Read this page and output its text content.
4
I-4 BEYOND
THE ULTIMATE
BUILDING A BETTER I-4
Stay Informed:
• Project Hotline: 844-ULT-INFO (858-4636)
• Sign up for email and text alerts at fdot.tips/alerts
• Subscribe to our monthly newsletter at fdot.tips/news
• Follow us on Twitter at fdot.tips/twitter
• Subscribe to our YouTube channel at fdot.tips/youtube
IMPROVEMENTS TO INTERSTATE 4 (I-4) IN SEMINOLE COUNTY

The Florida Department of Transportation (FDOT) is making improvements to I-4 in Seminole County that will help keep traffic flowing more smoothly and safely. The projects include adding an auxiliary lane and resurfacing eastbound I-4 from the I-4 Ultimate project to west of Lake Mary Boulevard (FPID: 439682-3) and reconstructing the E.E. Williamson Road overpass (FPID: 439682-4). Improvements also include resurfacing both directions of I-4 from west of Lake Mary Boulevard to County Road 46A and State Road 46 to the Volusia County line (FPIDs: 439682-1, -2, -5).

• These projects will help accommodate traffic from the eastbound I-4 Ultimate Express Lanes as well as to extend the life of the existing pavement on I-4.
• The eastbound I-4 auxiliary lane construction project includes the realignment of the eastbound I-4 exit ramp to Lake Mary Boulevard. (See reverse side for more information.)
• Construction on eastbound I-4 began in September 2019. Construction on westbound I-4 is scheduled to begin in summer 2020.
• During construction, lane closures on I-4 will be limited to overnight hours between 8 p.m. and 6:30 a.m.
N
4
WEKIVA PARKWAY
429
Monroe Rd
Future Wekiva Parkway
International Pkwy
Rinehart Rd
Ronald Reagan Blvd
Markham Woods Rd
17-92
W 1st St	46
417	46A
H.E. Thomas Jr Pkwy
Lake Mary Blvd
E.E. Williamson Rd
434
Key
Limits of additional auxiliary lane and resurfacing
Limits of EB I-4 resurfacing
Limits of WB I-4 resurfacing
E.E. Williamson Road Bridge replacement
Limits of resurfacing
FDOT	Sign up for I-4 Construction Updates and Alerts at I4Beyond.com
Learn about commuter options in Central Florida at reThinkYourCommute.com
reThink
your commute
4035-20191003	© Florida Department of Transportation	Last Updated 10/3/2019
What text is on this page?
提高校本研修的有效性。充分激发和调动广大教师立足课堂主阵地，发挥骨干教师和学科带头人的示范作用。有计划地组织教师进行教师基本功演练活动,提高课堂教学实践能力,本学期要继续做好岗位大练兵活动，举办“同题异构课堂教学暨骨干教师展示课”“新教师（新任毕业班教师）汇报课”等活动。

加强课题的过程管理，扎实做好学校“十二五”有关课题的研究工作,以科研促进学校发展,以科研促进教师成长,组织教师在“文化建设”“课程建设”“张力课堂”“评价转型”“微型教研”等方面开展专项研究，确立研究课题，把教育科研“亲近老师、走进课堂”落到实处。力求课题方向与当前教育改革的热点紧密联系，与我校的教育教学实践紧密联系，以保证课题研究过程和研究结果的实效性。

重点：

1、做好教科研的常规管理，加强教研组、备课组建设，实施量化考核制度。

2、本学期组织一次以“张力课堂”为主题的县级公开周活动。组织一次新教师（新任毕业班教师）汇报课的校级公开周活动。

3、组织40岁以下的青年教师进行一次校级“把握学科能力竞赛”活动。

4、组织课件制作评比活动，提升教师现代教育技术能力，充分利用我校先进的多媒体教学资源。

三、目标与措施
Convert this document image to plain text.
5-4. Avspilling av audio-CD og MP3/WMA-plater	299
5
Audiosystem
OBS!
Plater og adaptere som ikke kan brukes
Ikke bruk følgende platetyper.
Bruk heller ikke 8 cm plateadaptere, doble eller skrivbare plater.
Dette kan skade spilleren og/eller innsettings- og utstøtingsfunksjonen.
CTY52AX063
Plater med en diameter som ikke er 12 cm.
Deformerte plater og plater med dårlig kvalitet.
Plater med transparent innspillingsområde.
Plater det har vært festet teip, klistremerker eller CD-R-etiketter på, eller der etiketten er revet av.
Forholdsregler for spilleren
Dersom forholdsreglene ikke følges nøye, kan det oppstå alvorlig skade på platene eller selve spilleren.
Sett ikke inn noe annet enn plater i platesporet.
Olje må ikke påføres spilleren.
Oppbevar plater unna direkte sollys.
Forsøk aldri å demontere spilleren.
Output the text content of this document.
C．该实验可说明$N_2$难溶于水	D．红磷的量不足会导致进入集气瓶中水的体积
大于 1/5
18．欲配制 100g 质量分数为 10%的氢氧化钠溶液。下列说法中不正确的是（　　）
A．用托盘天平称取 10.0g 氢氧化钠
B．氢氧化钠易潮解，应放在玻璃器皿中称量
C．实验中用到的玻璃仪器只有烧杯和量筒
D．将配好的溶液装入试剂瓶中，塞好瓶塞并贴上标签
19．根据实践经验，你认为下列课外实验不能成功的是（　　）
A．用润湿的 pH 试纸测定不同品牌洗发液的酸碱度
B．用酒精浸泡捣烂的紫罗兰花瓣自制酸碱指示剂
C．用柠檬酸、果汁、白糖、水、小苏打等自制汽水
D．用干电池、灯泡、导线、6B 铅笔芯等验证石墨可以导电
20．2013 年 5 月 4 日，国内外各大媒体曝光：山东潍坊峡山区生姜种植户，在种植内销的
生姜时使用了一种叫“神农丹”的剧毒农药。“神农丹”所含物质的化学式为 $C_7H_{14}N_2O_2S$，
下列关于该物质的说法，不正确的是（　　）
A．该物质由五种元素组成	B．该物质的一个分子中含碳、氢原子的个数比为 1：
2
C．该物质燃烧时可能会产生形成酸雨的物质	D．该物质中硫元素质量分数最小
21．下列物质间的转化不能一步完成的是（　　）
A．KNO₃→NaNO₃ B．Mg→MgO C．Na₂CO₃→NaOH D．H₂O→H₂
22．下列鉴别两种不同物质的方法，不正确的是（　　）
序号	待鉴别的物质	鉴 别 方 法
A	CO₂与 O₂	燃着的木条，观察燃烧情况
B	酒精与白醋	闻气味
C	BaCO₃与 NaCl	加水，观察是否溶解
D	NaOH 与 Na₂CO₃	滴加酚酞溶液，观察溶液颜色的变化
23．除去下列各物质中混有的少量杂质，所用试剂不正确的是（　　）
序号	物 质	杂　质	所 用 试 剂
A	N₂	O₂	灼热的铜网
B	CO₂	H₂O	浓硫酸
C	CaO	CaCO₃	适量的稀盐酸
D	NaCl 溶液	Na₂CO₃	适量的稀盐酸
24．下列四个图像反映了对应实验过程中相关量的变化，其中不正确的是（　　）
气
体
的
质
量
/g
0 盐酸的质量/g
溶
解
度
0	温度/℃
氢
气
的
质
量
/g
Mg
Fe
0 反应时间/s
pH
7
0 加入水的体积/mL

#### STATED PROBLEM
Show each line holding the word "Limits".

#### SOLUTION FOR THIS TASK
Limits of additional auxiliary lane and resurfacing
Limits of EB I-4 resurfacing
Limits of WB I-4 resurfacing
Limits of resurfacing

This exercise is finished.